(What you should do):
Quote the entries word for word. Omit the pictures.

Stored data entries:
┌──

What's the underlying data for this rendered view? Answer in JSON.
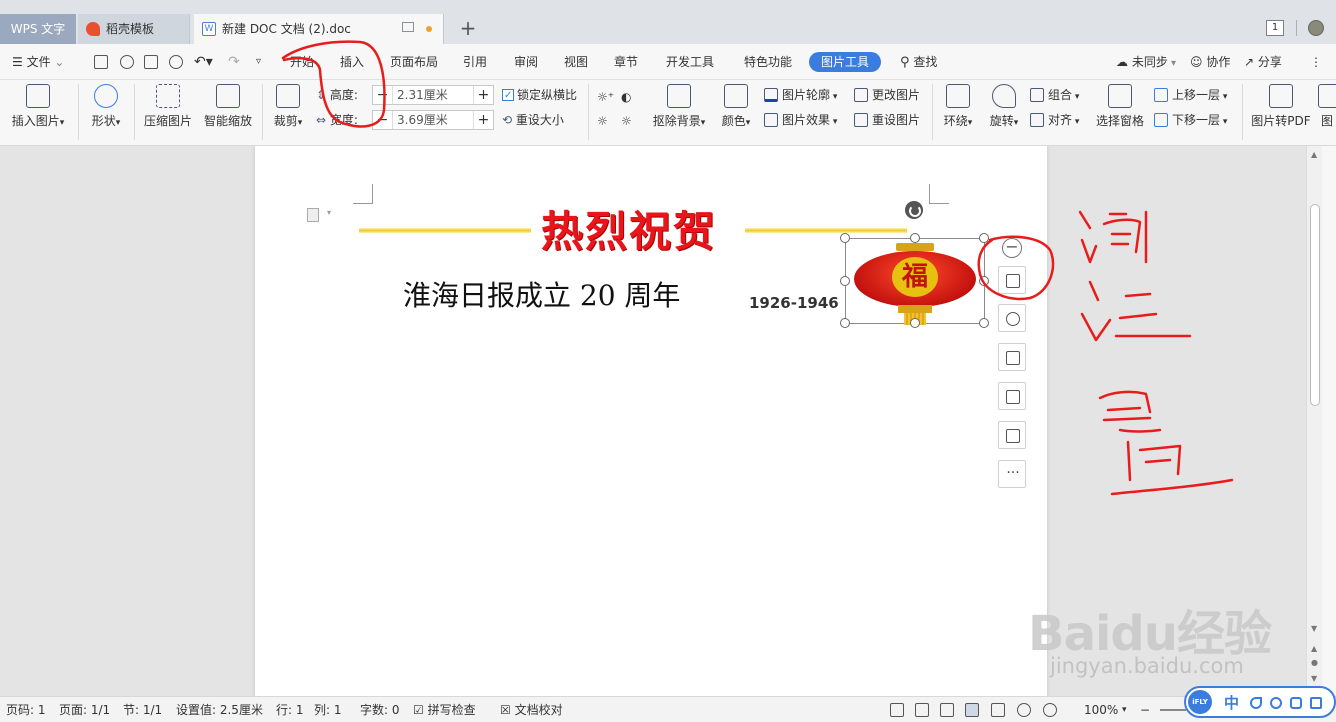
{
  "title_bar": {
    "app_tab": "WPS 文字",
    "template_tab": "稻壳模板",
    "doc_tab": "新建 DOC 文档 (2).doc",
    "new_tab_label": "+",
    "window_count": "1"
  },
  "menu": {
    "file": "文件",
    "items": [
      "开始",
      "插入",
      "页面布局",
      "引用",
      "审阅",
      "视图",
      "章节",
      "开发工具",
      "特色功能"
    ],
    "active": "图片工具",
    "search": "查找",
    "sync": "未同步",
    "collab": "协作",
    "share": "分享",
    "more": "⋮"
  },
  "ribbon": {
    "insert_picture": "插入图片",
    "shape": "形状",
    "compress": "压缩图片",
    "smart_zoom": "智能缩放",
    "crop": "裁剪",
    "height_label": "高度:",
    "height_value": "2.31厘米",
    "width_label": "宽度:",
    "width_value": "3.69厘米",
    "lock_ratio": "锁定纵横比",
    "reset_size": "重设大小",
    "remove_bg": "抠除背景",
    "color": "颜色",
    "outline": "图片轮廓",
    "effects": "图片效果",
    "change_pic": "更改图片",
    "reset_pic": "重设图片",
    "wrap": "环绕",
    "rotate": "旋转",
    "group": "组合",
    "align": "对齐",
    "select_pane": "选择窗格",
    "bring_forward": "上移一层",
    "send_backward": "下移一层",
    "to_pdf": "图片转PDF",
    "cut_off": "图"
  },
  "document": {
    "headline": "热烈祝贺",
    "subtitle": "淮海日报成立 20 周年",
    "years": "1926-1946",
    "lantern_char": "福"
  },
  "floatbar": {
    "more": "···"
  },
  "status_bar": {
    "page": "页码: 1",
    "pages": "页面: 1/1",
    "section": "节: 1/1",
    "setting": "设置值: 2.5厘米",
    "row": "行: 1",
    "col": "列: 1",
    "words": "字数: 0",
    "spell": "拼写检查",
    "proof": "文档校对",
    "zoom": "100%",
    "ifly_label": "iFLY",
    "ime": "中"
  },
  "watermark": {
    "logo": "Baidu经验",
    "url": "jingyan.baidu.com"
  },
  "colors": {
    "accent": "#3b7ddd",
    "annotation": "#e81c1c",
    "headline": "#e8151b"
  }
}
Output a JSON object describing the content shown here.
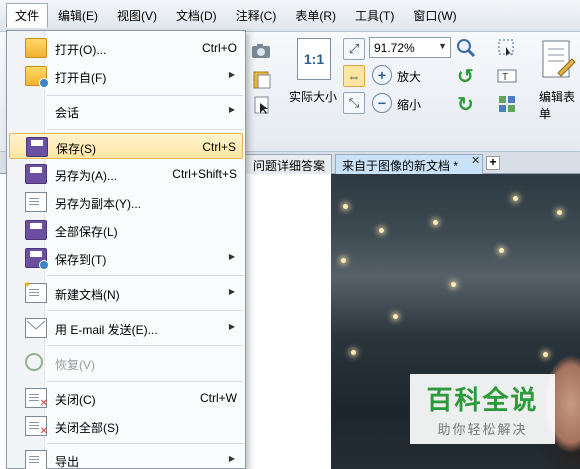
{
  "menubar": {
    "items": [
      "文件",
      "编辑(E)",
      "视图(V)",
      "文档(D)",
      "注释(C)",
      "表单(R)",
      "工具(T)",
      "窗口(W)"
    ]
  },
  "toolbar": {
    "zoom_value": "91.72%",
    "actual_size_label": "实际大小",
    "actual_size_icon_text": "1:1",
    "zoom_in_label": "放大",
    "zoom_out_label": "缩小",
    "edit_form_label": "编辑表单"
  },
  "tabs": [
    {
      "label": "问题详细答案"
    },
    {
      "label": "来自于图像的新文档 *"
    }
  ],
  "file_menu": {
    "items": [
      {
        "label": "打开(O)...",
        "shortcut": "Ctrl+O",
        "icon": "folder-open-icon"
      },
      {
        "label": "打开自(F)",
        "submenu": "▶",
        "icon": "folder-globe-icon"
      },
      {
        "label": "会话",
        "submenu": "▶",
        "icon": "session-icon"
      },
      {
        "label": "保存(S)",
        "shortcut": "Ctrl+S",
        "icon": "save-icon",
        "highlighted": true
      },
      {
        "label": "另存为(A)...",
        "shortcut": "Ctrl+Shift+S",
        "icon": "save-as-icon"
      },
      {
        "label": "另存为副本(Y)...",
        "icon": "save-copy-icon"
      },
      {
        "label": "全部保存(L)",
        "icon": "save-all-icon"
      },
      {
        "label": "保存到(T)",
        "submenu": "▶",
        "icon": "save-to-icon"
      },
      {
        "label": "新建文档(N)",
        "submenu": "▶",
        "icon": "new-document-icon"
      },
      {
        "label": "用 E-mail 发送(E)...",
        "submenu": "▶",
        "icon": "email-icon"
      },
      {
        "label": "恢复(V)",
        "icon": "restore-icon",
        "disabled": true
      },
      {
        "label": "关闭(C)",
        "shortcut": "Ctrl+W",
        "icon": "close-document-icon"
      },
      {
        "label": "关闭全部(S)",
        "icon": "close-all-icon"
      },
      {
        "label": "导出",
        "submenu": "▶",
        "icon": "export-icon"
      }
    ]
  },
  "watermark": {
    "title": "百科全说",
    "subtitle": "助你轻松解决"
  },
  "colors": {
    "menu_highlight": "#fde6a2",
    "active_tab": "#c9e2f7",
    "watermark_green": "#2a9a3a"
  }
}
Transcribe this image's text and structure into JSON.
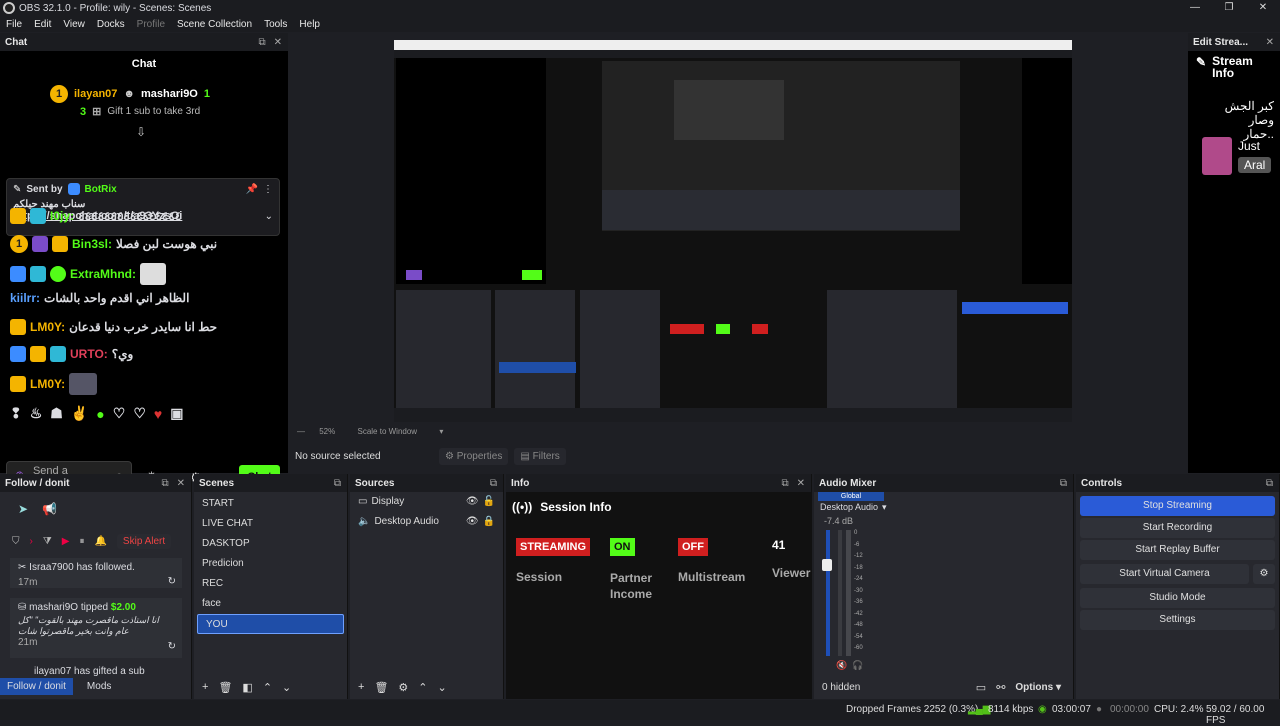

└──

(Answer):
What's the underlying data for this rendered view? Answer in JSON.
{
  "title_bar": {
    "app_tab": "WPS 文字",
    "template_tab": "稻壳模板",
    "doc_tab": "新建 DOC 文档 (2).doc",
    "new_tab_label": "+",
    "window_count": "1"
  },
  "menu": {
    "file": "文件",
    "items": [
      "开始",
      "插入",
      "页面布局",
      "引用",
      "审阅",
      "视图",
      "章节",
      "开发工具",
      "特色功能"
    ],
    "active": "图片工具",
    "search": "查找",
    "sync": "未同步",
    "collab": "协作",
    "share": "分享",
    "more": "⋮"
  },
  "ribbon": {
    "insert_picture": "插入图片",
    "shape": "形状",
    "compress": "压缩图片",
    "smart_zoom": "智能缩放",
    "crop": "裁剪",
    "height_label": "高度:",
    "height_value": "2.31厘米",
    "width_label": "宽度:",
    "width_value": "3.69厘米",
    "lock_ratio": "锁定纵横比",
    "reset_size": "重设大小",
    "remove_bg": "抠除背景",
    "color": "颜色",
    "outline": "图片轮廓",
    "effects": "图片效果",
    "change_pic": "更改图片",
    "reset_pic": "重设图片",
    "wrap": "环绕",
    "rotate": "旋转",
    "group": "组合",
    "align": "对齐",
    "select_pane": "选择窗格",
    "bring_forward": "上移一层",
    "send_backward": "下移一层",
    "to_pdf": "图片转PDF",
    "cut_off": "图"
  },
  "document": {
    "headline": "热烈祝贺",
    "subtitle": "淮海日报成立 20 周年",
    "years": "1926-1946",
    "lantern_char": "福"
  },
  "floatbar": {
    "more": "···"
  },
  "status_bar": {
    "page": "页码: 1",
    "pages": "页面: 1/1",
    "section": "节: 1/1",
    "setting": "设置值: 2.5厘米",
    "row": "行: 1",
    "col": "列: 1",
    "words": "字数: 0",
    "spell": "拼写检查",
    "proof": "文档校对",
    "zoom": "100%",
    "ifly_label": "iFLY",
    "ime": "中"
  },
  "watermark": {
    "logo": "Baidu经验",
    "url": "jingyan.baidu.com"
  },
  "colors": {
    "accent": "#3b7ddd",
    "annotation": "#e81c1c",
    "headline": "#e8151b"
  }
}
Output a JSON object describing the content shown here.
{
  "menubar": {
    "items": [
      "文件",
      "编辑(E)",
      "视图(V)",
      "文档(D)",
      "注释(C)",
      "表单(R)",
      "工具(T)",
      "窗口(W)"
    ]
  },
  "toolbar": {
    "zoom_value": "91.72%",
    "actual_size_label": "实际大小",
    "actual_size_icon_text": "1:1",
    "zoom_in_label": "放大",
    "zoom_out_label": "缩小",
    "edit_form_label": "编辑表单"
  },
  "tabs": [
    {
      "label": "问题详细答案"
    },
    {
      "label": "来自于图像的新文档 *"
    }
  ],
  "file_menu": {
    "items": [
      {
        "label": "打开(O)...",
        "shortcut": "Ctrl+O",
        "icon": "folder-open-icon"
      },
      {
        "label": "打开自(F)",
        "submenu": "▶",
        "icon": "folder-globe-icon"
      },
      {
        "label": "会话",
        "submenu": "▶",
        "icon": "session-icon"
      },
      {
        "label": "保存(S)",
        "shortcut": "Ctrl+S",
        "icon": "save-icon",
        "highlighted": true
      },
      {
        "label": "另存为(A)...",
        "shortcut": "Ctrl+Shift+S",
        "icon": "save-as-icon"
      },
      {
        "label": "另存为副本(Y)...",
        "icon": "save-copy-icon"
      },
      {
        "label": "全部保存(L)",
        "icon": "save-all-icon"
      },
      {
        "label": "保存到(T)",
        "submenu": "▶",
        "icon": "save-to-icon"
      },
      {
        "label": "新建文档(N)",
        "submenu": "▶",
        "icon": "new-document-icon"
      },
      {
        "label": "用 E-mail 发送(E)...",
        "submenu": "▶",
        "icon": "email-icon"
      },
      {
        "label": "恢复(V)",
        "icon": "restore-icon",
        "disabled": true
      },
      {
        "label": "关闭(C)",
        "shortcut": "Ctrl+W",
        "icon": "close-document-icon"
      },
      {
        "label": "关闭全部(S)",
        "icon": "close-all-icon"
      },
      {
        "label": "导出",
        "submenu": "▶",
        "icon": "export-icon"
      }
    ]
  },
  "watermark": {
    "title": "百科全说",
    "subtitle": "助你轻松解决"
  },
  "colors": {
    "menu_highlight": "#fde6a2",
    "active_tab": "#c9e2f7",
    "watermark_green": "#2a9a3a"
  }
}
Transcribe this image's text and structure into JSON.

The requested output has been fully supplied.